* _Exercise prompt_: Write out, precisely and in full, each line of the material.

[Figure dataset records]
# # # # #

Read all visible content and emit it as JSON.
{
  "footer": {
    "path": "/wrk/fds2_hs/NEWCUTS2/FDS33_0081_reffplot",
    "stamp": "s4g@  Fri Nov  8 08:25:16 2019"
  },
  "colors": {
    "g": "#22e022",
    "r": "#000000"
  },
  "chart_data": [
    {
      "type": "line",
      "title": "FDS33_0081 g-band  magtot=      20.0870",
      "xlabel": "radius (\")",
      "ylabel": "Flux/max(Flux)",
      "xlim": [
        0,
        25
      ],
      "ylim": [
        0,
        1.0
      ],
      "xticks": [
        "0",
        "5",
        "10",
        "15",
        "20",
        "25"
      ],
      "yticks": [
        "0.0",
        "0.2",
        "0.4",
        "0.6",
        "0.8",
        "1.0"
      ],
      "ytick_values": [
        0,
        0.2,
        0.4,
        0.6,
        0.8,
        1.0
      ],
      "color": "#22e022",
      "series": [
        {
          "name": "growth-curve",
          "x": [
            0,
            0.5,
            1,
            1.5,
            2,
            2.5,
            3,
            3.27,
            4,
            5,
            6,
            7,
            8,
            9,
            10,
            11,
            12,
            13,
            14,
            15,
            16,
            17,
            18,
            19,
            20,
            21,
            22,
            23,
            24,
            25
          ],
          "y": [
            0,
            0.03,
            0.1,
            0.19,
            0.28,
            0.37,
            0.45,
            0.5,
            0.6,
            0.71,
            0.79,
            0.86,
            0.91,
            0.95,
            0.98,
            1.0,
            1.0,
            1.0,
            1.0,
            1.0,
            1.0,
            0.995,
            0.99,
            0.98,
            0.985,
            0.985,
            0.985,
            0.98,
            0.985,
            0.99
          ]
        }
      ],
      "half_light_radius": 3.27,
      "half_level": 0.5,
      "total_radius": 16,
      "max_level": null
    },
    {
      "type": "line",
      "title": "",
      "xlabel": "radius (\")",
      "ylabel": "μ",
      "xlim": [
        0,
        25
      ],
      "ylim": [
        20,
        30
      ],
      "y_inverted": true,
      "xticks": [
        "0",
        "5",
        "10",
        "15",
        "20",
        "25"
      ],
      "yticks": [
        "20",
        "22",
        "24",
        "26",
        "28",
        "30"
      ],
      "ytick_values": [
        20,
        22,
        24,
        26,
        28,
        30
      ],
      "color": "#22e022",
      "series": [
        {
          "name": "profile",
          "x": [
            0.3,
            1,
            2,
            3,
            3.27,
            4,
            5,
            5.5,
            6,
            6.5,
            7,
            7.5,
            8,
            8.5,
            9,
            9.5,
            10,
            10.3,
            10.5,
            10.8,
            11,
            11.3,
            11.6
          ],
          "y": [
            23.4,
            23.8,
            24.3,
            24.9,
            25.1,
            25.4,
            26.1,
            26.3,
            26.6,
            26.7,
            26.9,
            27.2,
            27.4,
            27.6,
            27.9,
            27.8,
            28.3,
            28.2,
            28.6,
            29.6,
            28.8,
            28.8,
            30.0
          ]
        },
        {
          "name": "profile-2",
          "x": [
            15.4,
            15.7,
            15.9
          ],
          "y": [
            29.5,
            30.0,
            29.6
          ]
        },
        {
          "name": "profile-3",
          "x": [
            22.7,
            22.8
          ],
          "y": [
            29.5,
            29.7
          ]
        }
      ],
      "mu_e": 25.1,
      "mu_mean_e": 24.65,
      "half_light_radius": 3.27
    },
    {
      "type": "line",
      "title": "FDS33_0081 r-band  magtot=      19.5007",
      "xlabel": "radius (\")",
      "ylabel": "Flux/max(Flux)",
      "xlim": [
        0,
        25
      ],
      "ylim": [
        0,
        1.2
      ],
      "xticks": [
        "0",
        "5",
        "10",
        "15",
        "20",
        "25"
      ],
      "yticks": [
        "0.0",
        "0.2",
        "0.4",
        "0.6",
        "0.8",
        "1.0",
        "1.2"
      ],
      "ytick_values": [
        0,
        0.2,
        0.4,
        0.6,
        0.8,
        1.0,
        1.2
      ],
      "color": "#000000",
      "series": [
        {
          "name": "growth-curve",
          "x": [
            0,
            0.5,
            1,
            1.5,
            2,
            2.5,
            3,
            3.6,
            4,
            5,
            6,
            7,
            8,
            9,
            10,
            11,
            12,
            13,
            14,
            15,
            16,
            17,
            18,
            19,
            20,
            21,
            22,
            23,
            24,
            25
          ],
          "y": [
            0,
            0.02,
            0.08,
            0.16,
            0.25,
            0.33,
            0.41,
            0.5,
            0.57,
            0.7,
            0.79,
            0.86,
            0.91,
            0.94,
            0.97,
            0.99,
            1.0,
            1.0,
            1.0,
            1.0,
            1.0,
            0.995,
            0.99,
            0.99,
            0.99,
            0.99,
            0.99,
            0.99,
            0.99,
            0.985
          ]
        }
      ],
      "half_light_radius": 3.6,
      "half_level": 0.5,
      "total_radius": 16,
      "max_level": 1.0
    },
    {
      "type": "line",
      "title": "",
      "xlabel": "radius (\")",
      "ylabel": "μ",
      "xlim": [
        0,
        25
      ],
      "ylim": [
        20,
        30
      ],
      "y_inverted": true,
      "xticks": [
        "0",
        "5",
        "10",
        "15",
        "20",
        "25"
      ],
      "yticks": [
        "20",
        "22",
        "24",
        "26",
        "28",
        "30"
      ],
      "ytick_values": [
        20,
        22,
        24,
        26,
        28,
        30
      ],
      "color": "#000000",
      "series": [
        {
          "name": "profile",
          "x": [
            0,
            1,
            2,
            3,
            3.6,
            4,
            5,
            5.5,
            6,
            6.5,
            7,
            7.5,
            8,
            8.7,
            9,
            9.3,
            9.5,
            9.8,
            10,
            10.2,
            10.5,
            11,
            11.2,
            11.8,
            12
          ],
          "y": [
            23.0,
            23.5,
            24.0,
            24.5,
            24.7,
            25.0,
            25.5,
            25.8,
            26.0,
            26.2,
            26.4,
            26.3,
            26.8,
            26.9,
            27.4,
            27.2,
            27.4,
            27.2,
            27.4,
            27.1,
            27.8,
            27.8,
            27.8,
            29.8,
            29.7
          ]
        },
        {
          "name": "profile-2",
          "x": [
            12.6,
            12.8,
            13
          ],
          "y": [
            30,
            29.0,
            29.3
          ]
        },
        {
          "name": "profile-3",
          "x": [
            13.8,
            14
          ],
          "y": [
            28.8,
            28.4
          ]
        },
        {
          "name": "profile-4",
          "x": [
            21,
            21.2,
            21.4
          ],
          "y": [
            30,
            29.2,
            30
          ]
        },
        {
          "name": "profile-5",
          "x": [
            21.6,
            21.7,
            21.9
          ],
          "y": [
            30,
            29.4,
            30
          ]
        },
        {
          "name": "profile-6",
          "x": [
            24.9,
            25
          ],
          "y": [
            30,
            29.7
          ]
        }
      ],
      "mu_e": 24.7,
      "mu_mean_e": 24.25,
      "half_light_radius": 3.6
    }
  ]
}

# # # # #

* _Right answer_:
Read all visible content and emit it as JSON.
{
  "footer": {
    "path": "/wrk/fds2_hs/NEWCUTS2/FDS33_0081_reffplot",
    "stamp": "s4g@  Fri Nov  8 08:25:16 2019"
  },
  "colors": {
    "g": "#22e022",
    "r": "#000000"
  },
  "chart_data": [
    {
      "type": "line",
      "title": "FDS33_0081 g-band  magtot=      20.0870",
      "xlabel": "radius (\")",
      "ylabel": "Flux/max(Flux)",
      "xlim": [
        0,
        25
      ],
      "ylim": [
        0,
        1.0
      ],
      "xticks": [
        "0",
        "5",
        "10",
        "15",
        "20",
        "25"
      ],
      "yticks": [
        "0.0",
        "0.2",
        "0.4",
        "0.6",
        "0.8",
        "1.0"
      ],
      "ytick_values": [
        0,
        0.2,
        0.4,
        0.6,
        0.8,
        1.0
      ],
      "color": "#22e022",
      "series": [
        {
          "name": "growth-curve",
          "x": [
            0,
            0.5,
            1,
            1.5,
            2,
            2.5,
            3,
            3.27,
            4,
            5,
            6,
            7,
            8,
            9,
            10,
            11,
            12,
            13,
            14,
            15,
            16,
            17,
            18,
            19,
            20,
            21,
            22,
            23,
            24,
            25
          ],
          "y": [
            0,
            0.03,
            0.1,
            0.19,
            0.28,
            0.37,
            0.45,
            0.5,
            0.6,
            0.71,
            0.79,
            0.86,
            0.91,
            0.95,
            0.98,
            1.0,
            1.0,
            1.0,
            1.0,
            1.0,
            1.0,
            0.995,
            0.99,
            0.98,
            0.985,
            0.985,
            0.985,
            0.98,
            0.985,
            0.99
          ]
        }
      ],
      "half_light_radius": 3.27,
      "half_level": 0.5,
      "total_radius": 16,
      "max_level": null
    },
    {
      "type": "line",
      "title": "",
      "xlabel": "radius (\")",
      "ylabel": "μ",
      "xlim": [
        0,
        25
      ],
      "ylim": [
        20,
        30
      ],
      "y_inverted": true,
      "xticks": [
        "0",
        "5",
        "10",
        "15",
        "20",
        "25"
      ],
      "yticks": [
        "20",
        "22",
        "24",
        "26",
        "28",
        "30"
      ],
      "ytick_values": [
        20,
        22,
        24,
        26,
        28,
        30
      ],
      "color": "#22e022",
      "series": [
        {
          "name": "profile",
          "x": [
            0.3,
            1,
            2,
            3,
            3.27,
            4,
            5,
            5.5,
            6,
            6.5,
            7,
            7.5,
            8,
            8.5,
            9,
            9.5,
            10,
            10.3,
            10.5,
            10.8,
            11,
            11.3,
            11.6
          ],
          "y": [
            23.4,
            23.8,
            24.3,
            24.9,
            25.1,
            25.4,
            26.1,
            26.3,
            26.6,
            26.7,
            26.9,
            27.2,
            27.4,
            27.6,
            27.9,
            27.8,
            28.3,
            28.2,
            28.6,
            29.6,
            28.8,
            28.8,
            30.0
          ]
        },
        {
          "name": "profile-2",
          "x": [
            15.4,
            15.7,
            15.9
          ],
          "y": [
            29.5,
            30.0,
            29.6
          ]
        },
        {
          "name": "profile-3",
          "x": [
            22.7,
            22.8
          ],
          "y": [
            29.5,
            29.7
          ]
        }
      ],
      "mu_e": 25.1,
      "mu_mean_e": 24.65,
      "half_light_radius": 3.27
    },
    {
      "type": "line",
      "title": "FDS33_0081 r-band  magtot=      19.5007",
      "xlabel": "radius (\")",
      "ylabel": "Flux/max(Flux)",
      "xlim": [
        0,
        25
      ],
      "ylim": [
        0,
        1.2
      ],
      "xticks": [
        "0",
        "5",
        "10",
        "15",
        "20",
        "25"
      ],
      "yticks": [
        "0.0",
        "0.2",
        "0.4",
        "0.6",
        "0.8",
        "1.0",
        "1.2"
      ],
      "ytick_values": [
        0,
        0.2,
        0.4,
        0.6,
        0.8,
        1.0,
        1.2
      ],
      "color": "#000000",
      "series": [
        {
          "name": "growth-curve",
          "x": [
            0,
            0.5,
            1,
            1.5,
            2,
            2.5,
            3,
            3.6,
            4,
            5,
            6,
            7,
            8,
            9,
            10,
            11,
            12,
            13,
            14,
            15,
            16,
            17,
            18,
            19,
            20,
            21,
            22,
            23,
            24,
            25
          ],
          "y": [
            0,
            0.02,
            0.08,
            0.16,
            0.25,
            0.33,
            0.41,
            0.5,
            0.57,
            0.7,
            0.79,
            0.86,
            0.91,
            0.94,
            0.97,
            0.99,
            1.0,
            1.0,
            1.0,
            1.0,
            1.0,
            0.995,
            0.99,
            0.99,
            0.99,
            0.99,
            0.99,
            0.99,
            0.99,
            0.985
          ]
        }
      ],
      "half_light_radius": 3.6,
      "half_level": 0.5,
      "total_radius": 16,
      "max_level": 1.0
    },
    {
      "type": "line",
      "title": "",
      "xlabel": "radius (\")",
      "ylabel": "μ",
      "xlim": [
        0,
        25
      ],
      "ylim": [
        20,
        30
      ],
      "y_inverted": true,
      "xticks": [
        "0",
        "5",
        "10",
        "15",
        "20",
        "25"
      ],
      "yticks": [
        "20",
        "22",
        "24",
        "26",
        "28",
        "30"
      ],
      "ytick_values": [
        20,
        22,
        24,
        26,
        28,
        30
      ],
      "color": "#000000",
      "series": [
        {
          "name": "profile",
          "x": [
            0,
            1,
            2,
            3,
            3.6,
            4,
            5,
            5.5,
            6,
            6.5,
            7,
            7.5,
            8,
            8.7,
            9,
            9.3,
            9.5,
            9.8,
            10,
            10.2,
            10.5,
            11,
            11.2,
            11.8,
            12
          ],
          "y": [
            23.0,
            23.5,
            24.0,
            24.5,
            24.7,
            25.0,
            25.5,
            25.8,
            26.0,
            26.2,
            26.4,
            26.3,
            26.8,
            26.9,
            27.4,
            27.2,
            27.4,
            27.2,
            27.4,
            27.1,
            27.8,
            27.8,
            27.8,
            29.8,
            29.7
          ]
        },
        {
          "name": "profile-2",
          "x": [
            12.6,
            12.8,
            13
          ],
          "y": [
            30,
            29.0,
            29.3
          ]
        },
        {
          "name": "profile-3",
          "x": [
            13.8,
            14
          ],
          "y": [
            28.8,
            28.4
          ]
        },
        {
          "name": "profile-4",
          "x": [
            21,
            21.2,
            21.4
          ],
          "y": [
            30,
            29.2,
            30
          ]
        },
        {
          "name": "profile-5",
          "x": [
            21.6,
            21.7,
            21.9
          ],
          "y": [
            30,
            29.4,
            30
          ]
        },
        {
          "name": "profile-6",
          "x": [
            24.9,
            25
          ],
          "y": [
            30,
            29.7
          ]
        }
      ],
      "mu_e": 24.7,
      "mu_mean_e": 24.25,
      "half_light_radius": 3.6
    }
  ]
}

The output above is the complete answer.